Direction
Every line of the material below should be repeated exactly.

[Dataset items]

######

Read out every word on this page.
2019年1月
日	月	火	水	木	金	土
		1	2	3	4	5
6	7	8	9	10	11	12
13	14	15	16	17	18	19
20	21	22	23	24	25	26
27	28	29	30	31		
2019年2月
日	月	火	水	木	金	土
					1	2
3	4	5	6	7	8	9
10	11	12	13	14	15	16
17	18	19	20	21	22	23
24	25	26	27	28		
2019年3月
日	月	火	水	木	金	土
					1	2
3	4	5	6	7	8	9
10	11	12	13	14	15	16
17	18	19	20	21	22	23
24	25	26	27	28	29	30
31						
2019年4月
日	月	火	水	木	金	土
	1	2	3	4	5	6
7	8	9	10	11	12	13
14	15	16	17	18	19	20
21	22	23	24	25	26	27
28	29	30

######

Task response
Read out every word on this page.
2019年1月
日	月	火	水	木	金	土
		1	2	3	4	5
6	7	8	9	10	11	12
13	14	15	16	17	18	19
20	21	22	23	24	25	26
27	28	29	30	31		
2019年2月
日	月	火	水	木	金	土
					1	2
3	4	5	6	7	8	9
10	11	12	13	14	15	16
17	18	19	20	21	22	23
24	25	26	27	28		
2019年3月
日	月	火	水	木	金	土
					1	2
3	4	5	6	7	8	9
10	11	12	13	14	15	16
17	18	19	20	21	22	23
24	25	26	27	28	29	30
31						
2019年4月
日	月	火	水	木	金	土
	1	2	3	4	5	6
7	8	9	10	11	12	13
14	15	16	17	18	19	20
21	22	23	24	25	26	27
28	29	30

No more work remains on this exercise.